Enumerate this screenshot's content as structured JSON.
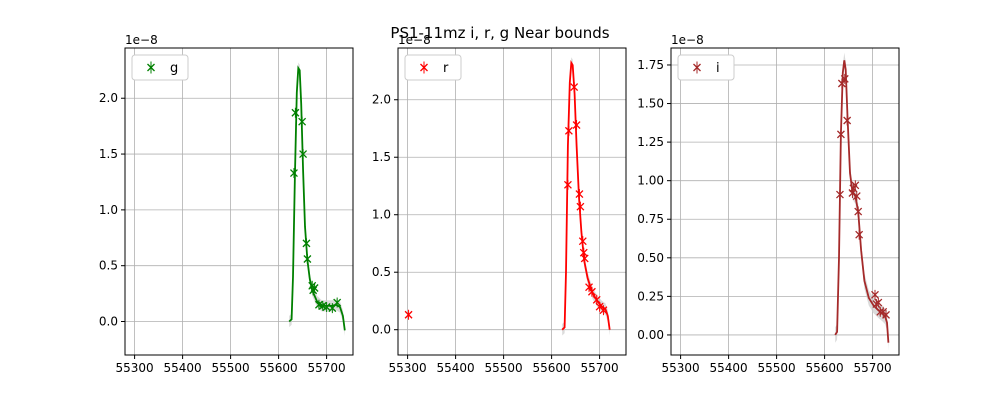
{
  "title": "PS1-11mz  i, r, g Near bounds",
  "chart_data": [
    {
      "type": "scatter",
      "band": "g",
      "legend": "g",
      "color": "#008000",
      "offset_label": "1e−8",
      "xlim": [
        55280,
        55755
      ],
      "ylim": [
        -0.3,
        2.45
      ],
      "xticks": [
        55300,
        55400,
        55500,
        55600,
        55700
      ],
      "yticks": [
        0.0,
        0.5,
        1.0,
        1.5,
        2.0
      ],
      "ytick_labels": [
        "0.0",
        "0.5",
        "1.0",
        "1.5",
        "2.0"
      ],
      "legend_position": "upper-left",
      "grid": true,
      "points": [
        {
          "x": 55632,
          "y": 1.33
        },
        {
          "x": 55635,
          "y": 1.87
        },
        {
          "x": 55649,
          "y": 1.79
        },
        {
          "x": 55651,
          "y": 1.5
        },
        {
          "x": 55658,
          "y": 0.7
        },
        {
          "x": 55660,
          "y": 0.56
        },
        {
          "x": 55670,
          "y": 0.32
        },
        {
          "x": 55672,
          "y": 0.28
        },
        {
          "x": 55675,
          "y": 0.3
        },
        {
          "x": 55684,
          "y": 0.15
        },
        {
          "x": 55692,
          "y": 0.14
        },
        {
          "x": 55700,
          "y": 0.13
        },
        {
          "x": 55712,
          "y": 0.12
        },
        {
          "x": 55722,
          "y": 0.17
        }
      ],
      "model": [
        [
          55622,
          0.0
        ],
        [
          55627,
          0.02
        ],
        [
          55630,
          0.4
        ],
        [
          55634,
          1.3
        ],
        [
          55638,
          2.05
        ],
        [
          55641,
          2.27
        ],
        [
          55644,
          2.25
        ],
        [
          55647,
          1.95
        ],
        [
          55651,
          1.35
        ],
        [
          55655,
          0.85
        ],
        [
          55660,
          0.55
        ],
        [
          55665,
          0.38
        ],
        [
          55670,
          0.28
        ],
        [
          55680,
          0.18
        ],
        [
          55690,
          0.14
        ],
        [
          55700,
          0.14
        ],
        [
          55710,
          0.14
        ],
        [
          55720,
          0.15
        ],
        [
          55728,
          0.13
        ],
        [
          55734,
          0.05
        ],
        [
          55738,
          -0.08
        ]
      ]
    },
    {
      "type": "scatter",
      "band": "r",
      "legend": "r",
      "color": "#ff0000",
      "offset_label": "1e−8",
      "xlim": [
        55280,
        55755
      ],
      "ylim": [
        -0.22,
        2.45
      ],
      "xticks": [
        55300,
        55400,
        55500,
        55600,
        55700
      ],
      "yticks": [
        0.0,
        0.5,
        1.0,
        1.5,
        2.0
      ],
      "ytick_labels": [
        "0.0",
        "0.5",
        "1.0",
        "1.5",
        "2.0"
      ],
      "legend_position": "upper-left",
      "grid": true,
      "points": [
        {
          "x": 55302,
          "y": 0.13
        },
        {
          "x": 55634,
          "y": 1.26
        },
        {
          "x": 55636,
          "y": 1.73
        },
        {
          "x": 55647,
          "y": 2.11
        },
        {
          "x": 55652,
          "y": 1.78
        },
        {
          "x": 55658,
          "y": 1.18
        },
        {
          "x": 55660,
          "y": 1.07
        },
        {
          "x": 55665,
          "y": 0.77
        },
        {
          "x": 55667,
          "y": 0.67
        },
        {
          "x": 55669,
          "y": 0.62
        },
        {
          "x": 55678,
          "y": 0.37
        },
        {
          "x": 55684,
          "y": 0.33
        },
        {
          "x": 55694,
          "y": 0.26
        },
        {
          "x": 55700,
          "y": 0.2
        },
        {
          "x": 55708,
          "y": 0.17
        }
      ],
      "model": [
        [
          55622,
          0.0
        ],
        [
          55627,
          0.02
        ],
        [
          55630,
          0.5
        ],
        [
          55634,
          1.6
        ],
        [
          55638,
          2.15
        ],
        [
          55641,
          2.32
        ],
        [
          55644,
          2.3
        ],
        [
          55648,
          2.05
        ],
        [
          55652,
          1.6
        ],
        [
          55657,
          1.15
        ],
        [
          55662,
          0.85
        ],
        [
          55668,
          0.6
        ],
        [
          55675,
          0.45
        ],
        [
          55685,
          0.32
        ],
        [
          55695,
          0.25
        ],
        [
          55705,
          0.2
        ],
        [
          55712,
          0.18
        ],
        [
          55717,
          0.12
        ],
        [
          55721,
          0.0
        ]
      ]
    },
    {
      "type": "scatter",
      "band": "i",
      "legend": "i",
      "color": "#a52a2a",
      "offset_label": "1e−8",
      "xlim": [
        55280,
        55755
      ],
      "ylim": [
        -0.13,
        1.86
      ],
      "xticks": [
        55300,
        55400,
        55500,
        55600,
        55700
      ],
      "yticks": [
        0.0,
        0.25,
        0.5,
        0.75,
        1.0,
        1.25,
        1.5,
        1.75
      ],
      "ytick_labels": [
        "0.00",
        "0.25",
        "0.50",
        "0.75",
        "1.00",
        "1.25",
        "1.50",
        "1.75"
      ],
      "legend_position": "upper-left",
      "grid": true,
      "points": [
        {
          "x": 55632,
          "y": 0.91
        },
        {
          "x": 55634,
          "y": 1.3
        },
        {
          "x": 55636,
          "y": 1.63
        },
        {
          "x": 55642,
          "y": 1.66
        },
        {
          "x": 55647,
          "y": 1.39
        },
        {
          "x": 55658,
          "y": 0.92
        },
        {
          "x": 55660,
          "y": 0.95
        },
        {
          "x": 55664,
          "y": 0.97
        },
        {
          "x": 55667,
          "y": 0.9
        },
        {
          "x": 55670,
          "y": 0.8
        },
        {
          "x": 55672,
          "y": 0.65
        },
        {
          "x": 55705,
          "y": 0.26
        },
        {
          "x": 55708,
          "y": 0.2
        },
        {
          "x": 55712,
          "y": 0.21
        },
        {
          "x": 55716,
          "y": 0.15
        },
        {
          "x": 55722,
          "y": 0.15
        },
        {
          "x": 55728,
          "y": 0.13
        }
      ],
      "model": [
        [
          55622,
          0.0
        ],
        [
          55626,
          0.02
        ],
        [
          55630,
          0.5
        ],
        [
          55634,
          1.3
        ],
        [
          55638,
          1.7
        ],
        [
          55641,
          1.78
        ],
        [
          55644,
          1.72
        ],
        [
          55648,
          1.4
        ],
        [
          55653,
          1.05
        ],
        [
          55658,
          0.93
        ],
        [
          55664,
          0.9
        ],
        [
          55670,
          0.8
        ],
        [
          55676,
          0.55
        ],
        [
          55683,
          0.35
        ],
        [
          55692,
          0.24
        ],
        [
          55702,
          0.19
        ],
        [
          55712,
          0.16
        ],
        [
          55720,
          0.14
        ],
        [
          55726,
          0.12
        ],
        [
          55730,
          0.08
        ],
        [
          55733,
          -0.05
        ]
      ]
    }
  ]
}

---------------

* WRITTEN TASK:
Repeat each entry exactly as given; no pictures belong in the copy.

* RESULT OF THIS EXERCISE:
Enumerate this screenshot's content as structured JSON.
{
  "title": "PS1-11mz  i, r, g Near bounds",
  "chart_data": [
    {
      "type": "scatter",
      "band": "g",
      "legend": "g",
      "color": "#008000",
      "offset_label": "1e−8",
      "xlim": [
        55280,
        55755
      ],
      "ylim": [
        -0.3,
        2.45
      ],
      "xticks": [
        55300,
        55400,
        55500,
        55600,
        55700
      ],
      "yticks": [
        0.0,
        0.5,
        1.0,
        1.5,
        2.0
      ],
      "ytick_labels": [
        "0.0",
        "0.5",
        "1.0",
        "1.5",
        "2.0"
      ],
      "legend_position": "upper-left",
      "grid": true,
      "points": [
        {
          "x": 55632,
          "y": 1.33
        },
        {
          "x": 55635,
          "y": 1.87
        },
        {
          "x": 55649,
          "y": 1.79
        },
        {
          "x": 55651,
          "y": 1.5
        },
        {
          "x": 55658,
          "y": 0.7
        },
        {
          "x": 55660,
          "y": 0.56
        },
        {
          "x": 55670,
          "y": 0.32
        },
        {
          "x": 55672,
          "y": 0.28
        },
        {
          "x": 55675,
          "y": 0.3
        },
        {
          "x": 55684,
          "y": 0.15
        },
        {
          "x": 55692,
          "y": 0.14
        },
        {
          "x": 55700,
          "y": 0.13
        },
        {
          "x": 55712,
          "y": 0.12
        },
        {
          "x": 55722,
          "y": 0.17
        }
      ],
      "model": [
        [
          55622,
          0.0
        ],
        [
          55627,
          0.02
        ],
        [
          55630,
          0.4
        ],
        [
          55634,
          1.3
        ],
        [
          55638,
          2.05
        ],
        [
          55641,
          2.27
        ],
        [
          55644,
          2.25
        ],
        [
          55647,
          1.95
        ],
        [
          55651,
          1.35
        ],
        [
          55655,
          0.85
        ],
        [
          55660,
          0.55
        ],
        [
          55665,
          0.38
        ],
        [
          55670,
          0.28
        ],
        [
          55680,
          0.18
        ],
        [
          55690,
          0.14
        ],
        [
          55700,
          0.14
        ],
        [
          55710,
          0.14
        ],
        [
          55720,
          0.15
        ],
        [
          55728,
          0.13
        ],
        [
          55734,
          0.05
        ],
        [
          55738,
          -0.08
        ]
      ]
    },
    {
      "type": "scatter",
      "band": "r",
      "legend": "r",
      "color": "#ff0000",
      "offset_label": "1e−8",
      "xlim": [
        55280,
        55755
      ],
      "ylim": [
        -0.22,
        2.45
      ],
      "xticks": [
        55300,
        55400,
        55500,
        55600,
        55700
      ],
      "yticks": [
        0.0,
        0.5,
        1.0,
        1.5,
        2.0
      ],
      "ytick_labels": [
        "0.0",
        "0.5",
        "1.0",
        "1.5",
        "2.0"
      ],
      "legend_position": "upper-left",
      "grid": true,
      "points": [
        {
          "x": 55302,
          "y": 0.13
        },
        {
          "x": 55634,
          "y": 1.26
        },
        {
          "x": 55636,
          "y": 1.73
        },
        {
          "x": 55647,
          "y": 2.11
        },
        {
          "x": 55652,
          "y": 1.78
        },
        {
          "x": 55658,
          "y": 1.18
        },
        {
          "x": 55660,
          "y": 1.07
        },
        {
          "x": 55665,
          "y": 0.77
        },
        {
          "x": 55667,
          "y": 0.67
        },
        {
          "x": 55669,
          "y": 0.62
        },
        {
          "x": 55678,
          "y": 0.37
        },
        {
          "x": 55684,
          "y": 0.33
        },
        {
          "x": 55694,
          "y": 0.26
        },
        {
          "x": 55700,
          "y": 0.2
        },
        {
          "x": 55708,
          "y": 0.17
        }
      ],
      "model": [
        [
          55622,
          0.0
        ],
        [
          55627,
          0.02
        ],
        [
          55630,
          0.5
        ],
        [
          55634,
          1.6
        ],
        [
          55638,
          2.15
        ],
        [
          55641,
          2.32
        ],
        [
          55644,
          2.3
        ],
        [
          55648,
          2.05
        ],
        [
          55652,
          1.6
        ],
        [
          55657,
          1.15
        ],
        [
          55662,
          0.85
        ],
        [
          55668,
          0.6
        ],
        [
          55675,
          0.45
        ],
        [
          55685,
          0.32
        ],
        [
          55695,
          0.25
        ],
        [
          55705,
          0.2
        ],
        [
          55712,
          0.18
        ],
        [
          55717,
          0.12
        ],
        [
          55721,
          0.0
        ]
      ]
    },
    {
      "type": "scatter",
      "band": "i",
      "legend": "i",
      "color": "#a52a2a",
      "offset_label": "1e−8",
      "xlim": [
        55280,
        55755
      ],
      "ylim": [
        -0.13,
        1.86
      ],
      "xticks": [
        55300,
        55400,
        55500,
        55600,
        55700
      ],
      "yticks": [
        0.0,
        0.25,
        0.5,
        0.75,
        1.0,
        1.25,
        1.5,
        1.75
      ],
      "ytick_labels": [
        "0.00",
        "0.25",
        "0.50",
        "0.75",
        "1.00",
        "1.25",
        "1.50",
        "1.75"
      ],
      "legend_position": "upper-left",
      "grid": true,
      "points": [
        {
          "x": 55632,
          "y": 0.91
        },
        {
          "x": 55634,
          "y": 1.3
        },
        {
          "x": 55636,
          "y": 1.63
        },
        {
          "x": 55642,
          "y": 1.66
        },
        {
          "x": 55647,
          "y": 1.39
        },
        {
          "x": 55658,
          "y": 0.92
        },
        {
          "x": 55660,
          "y": 0.95
        },
        {
          "x": 55664,
          "y": 0.97
        },
        {
          "x": 55667,
          "y": 0.9
        },
        {
          "x": 55670,
          "y": 0.8
        },
        {
          "x": 55672,
          "y": 0.65
        },
        {
          "x": 55705,
          "y": 0.26
        },
        {
          "x": 55708,
          "y": 0.2
        },
        {
          "x": 55712,
          "y": 0.21
        },
        {
          "x": 55716,
          "y": 0.15
        },
        {
          "x": 55722,
          "y": 0.15
        },
        {
          "x": 55728,
          "y": 0.13
        }
      ],
      "model": [
        [
          55622,
          0.0
        ],
        [
          55626,
          0.02
        ],
        [
          55630,
          0.5
        ],
        [
          55634,
          1.3
        ],
        [
          55638,
          1.7
        ],
        [
          55641,
          1.78
        ],
        [
          55644,
          1.72
        ],
        [
          55648,
          1.4
        ],
        [
          55653,
          1.05
        ],
        [
          55658,
          0.93
        ],
        [
          55664,
          0.9
        ],
        [
          55670,
          0.8
        ],
        [
          55676,
          0.55
        ],
        [
          55683,
          0.35
        ],
        [
          55692,
          0.24
        ],
        [
          55702,
          0.19
        ],
        [
          55712,
          0.16
        ],
        [
          55720,
          0.14
        ],
        [
          55726,
          0.12
        ],
        [
          55730,
          0.08
        ],
        [
          55733,
          -0.05
        ]
      ]
    }
  ]
}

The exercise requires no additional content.